[Start of Attachment]
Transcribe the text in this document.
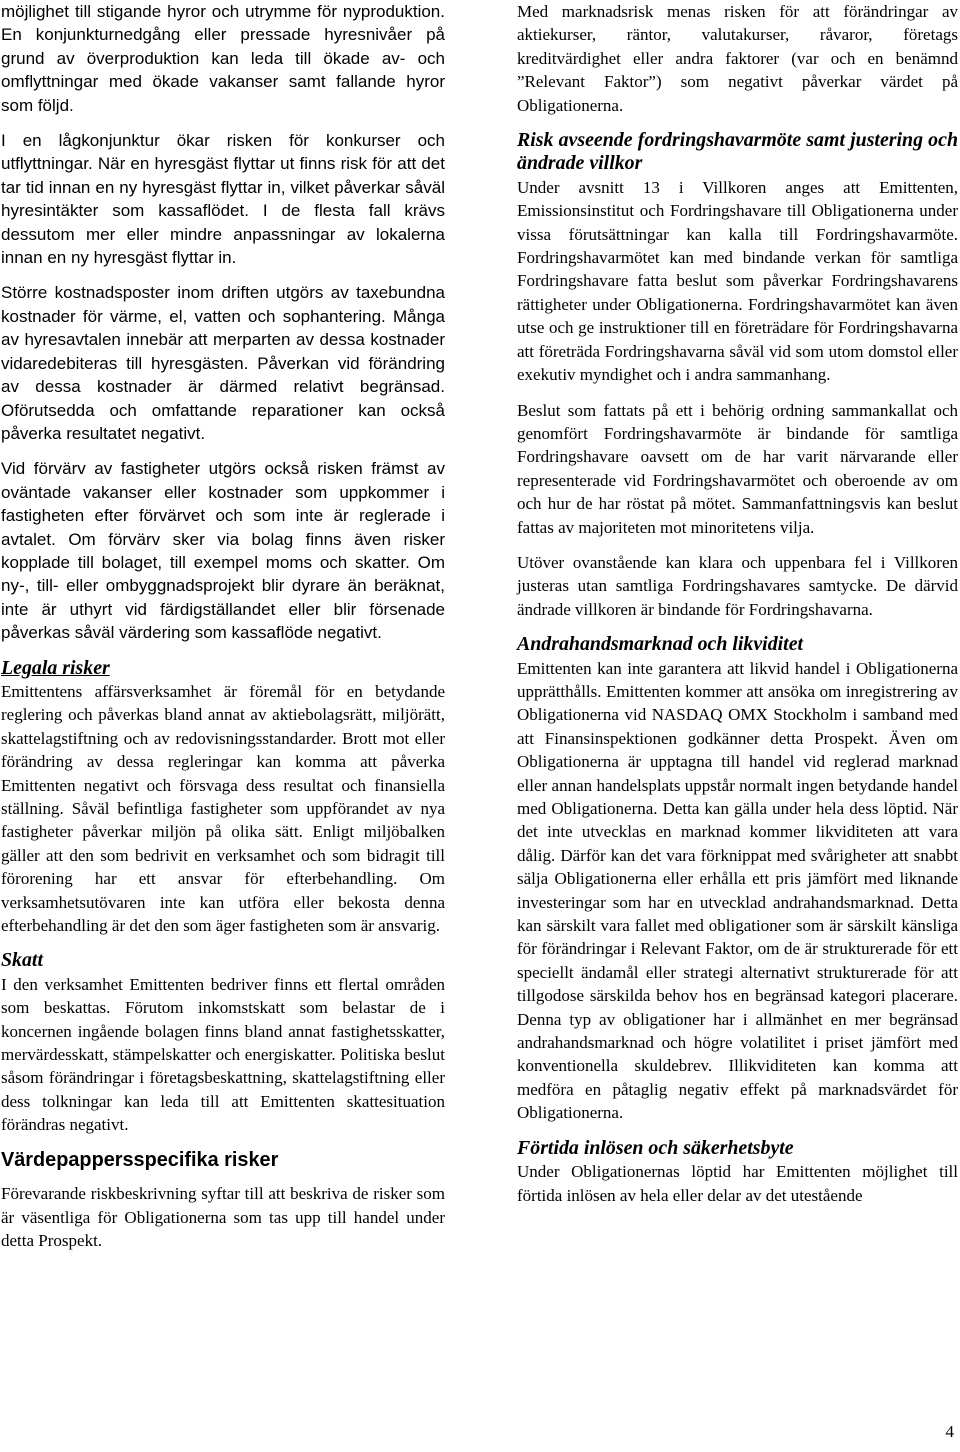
möjlighet till stigande hyror och utrymme för nyproduktion. En konjunkturnedgång eller pressade hyresnivåer på grund av överproduktion kan leda till ökade av- och omflyttningar med ökade vakanser samt fallande hyror som följd.

I en lågkonjunktur ökar risken för konkurser och utflyttningar. När en hyresgäst flyttar ut finns risk för att det tar tid innan en ny hyresgäst flyttar in, vilket påverkar såväl hyresintäkter som kassaflödet. I de flesta fall krävs dessutom mer eller mindre anpassningar av lokalerna innan en ny hyresgäst flyttar in.

Större kostnadsposter inom driften utgörs av taxebundna kostnader för värme, el, vatten och sophantering. Många av hyresavtalen innebär att merparten av dessa kostnader vidaredebiteras till hyresgästen. Påverkan vid förändring av dessa kostnader är därmed relativt begränsad. Oförutsedda och omfattande reparationer kan också påverka resultatet negativt.

Vid förvärv av fastigheter utgörs också risken främst av oväntade vakanser eller kostnader som uppkommer i fastigheten efter förvärvet och som inte är reglerade i avtalet. Om förvärv sker via bolag finns även risker kopplade till bolaget, till exempel moms och skatter. Om ny-, till- eller ombyggnadsprojekt blir dyrare än beräknat, inte är uthyrt vid färdigställandet eller blir försenade påverkas såväl värdering som kassaflöde negativt.

Legala risker

Emittentens affärsverksamhet är föremål för en betydande reglering och påverkas bland annat av aktiebolagsrätt, miljörätt, skattelagstiftning och av redovisningsstandarder. Brott mot eller förändring av dessa regleringar kan komma att påverka Emittenten negativt och försvaga dess resultat och finansiella ställning. Såväl befintliga fastigheter som uppförandet av nya fastigheter påverkar miljön på olika sätt. Enligt miljöbalken gäller att den som bedrivit en verksamhet och som bidragit till förorening har ett ansvar för efterbehandling. Om verksamhetsutövaren inte kan utföra eller bekosta denna efterbehandling är det den som äger fastigheten som är ansvarig.

Skatt

I den verksamhet Emittenten bedriver finns ett flertal områden som beskattas. Förutom inkomstskatt som belastar de i koncernen ingående bolagen finns bland annat fastighetsskatter, mervärdesskatt, stämpelskatter och energiskatter. Politiska beslut såsom förändringar i företagsbeskattning, skattelagstiftning eller dess tolkningar kan leda till att Emittenten skattesituation förändras negativt.

Värdepappersspecifika risker

Förevarande riskbeskrivning syftar till att beskriva de risker som är väsentliga för Obligationerna som tas upp till handel under detta Prospekt.

Med marknadsrisk menas risken för att förändringar av aktiekurser, räntor, valutakurser, råvaror, företags kreditvärdighet eller andra faktorer (var och en benämnd ”Relevant Faktor”) som negativt påverkar värdet på Obligationerna.

Risk avseende fordringshavarmöte samt justering och ändrade villkor

Under avsnitt 13 i Villkoren anges att Emittenten, Emissionsinstitut och Fordringshavare till Obligationerna under vissa förutsättningar kan kalla till Fordringshavarmöte. Fordringshavarmötet kan med bindande verkan för samtliga Fordringshavare fatta beslut som påverkar Fordringshavarens rättigheter under Obligationerna. Fordringshavarmötet kan även utse och ge instruktioner till en företrädare för Fordringshavarna att företräda Fordringshavarna såväl vid som utom domstol eller exekutiv myndighet och i andra sammanhang.

Beslut som fattats på ett i behörig ordning sammankallat och genomfört Fordringshavarmöte är bindande för samtliga Fordringshavare oavsett om de har varit närvarande eller representerade vid Fordringshavarmötet och oberoende av om och hur de har röstat på mötet. Sammanfattningsvis kan beslut fattas av majoriteten mot minoritetens vilja.

Utöver ovanstående kan klara och uppenbara fel i Villkoren justeras utan samtliga Fordringshavares samtycke. De därvid ändrade villkoren är bindande för Fordringshavarna.

Andrahandsmarknad och likviditet

Emittenten kan inte garantera att likvid handel i Obligationerna upprätthålls. Emittenten kommer att ansöka om inregistrering av Obligationerna vid NASDAQ OMX Stockholm i samband med att Finansinspektionen godkänner detta Prospekt. Även om Obligationerna är upptagna till handel vid reglerad marknad eller annan handelsplats uppstår normalt ingen betydande handel med Obligationerna. Detta kan gälla under hela dess löptid. När det inte utvecklas en marknad kommer likviditeten att vara dålig. Därför kan det vara förknippat med svårigheter att snabbt sälja Obligationerna eller erhålla ett pris jämfört med liknande investeringar som har en utvecklad andrahandsmarknad. Detta kan särskilt vara fallet med obligationer som är särskilt känsliga för förändringar i Relevant Faktor, om de är strukturerade för ett speciellt ändamål eller strategi alternativt strukturerade för att tillgodose särskilda behov hos en begränsad kategori placerare. Denna typ av obligationer har i allmänhet en mer begränsad andrahandsmarknad och högre volatilitet i priset jämfört med konventionella skuldebrev. Illikviditeten kan komma att medföra en påtaglig negativ effekt på marknadsvärdet för Obligationerna.

Förtida inlösen och säkerhetsbyte

Under Obligationernas löptid har Emittenten möjlighet till förtida inlösen av hela eller delar av det utestående

4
[End of Attachment]
» About this exercise:
All lines above that contain the word "också" are to be copied.

» Answer box:
Större kostnadsposter inom driften utgörs av taxebundna kostnader för värme, el, vatten och sophantering. Många av hyresavtalen innebär att merparten av dessa kostnader vidaredebiteras till hyresgästen. Påverkan vid förändring av dessa kostnader är därmed relativt begränsad. Oförutsedda och omfattande reparationer kan också påverka resultatet negativt.
Vid förvärv av fastigheter utgörs också risken främst av oväntade vakanser eller kostnader som uppkommer i fastigheten efter förvärvet och som inte är reglerade i avtalet. Om förvärv sker via bolag finns även risker kopplade till bolaget, till exempel moms och skatter. Om ny-, till- eller ombyggnadsprojekt blir dyrare än beräknat, inte är uthyrt vid färdigställandet eller blir försenade påverkas såväl värdering som kassaflöde negativt.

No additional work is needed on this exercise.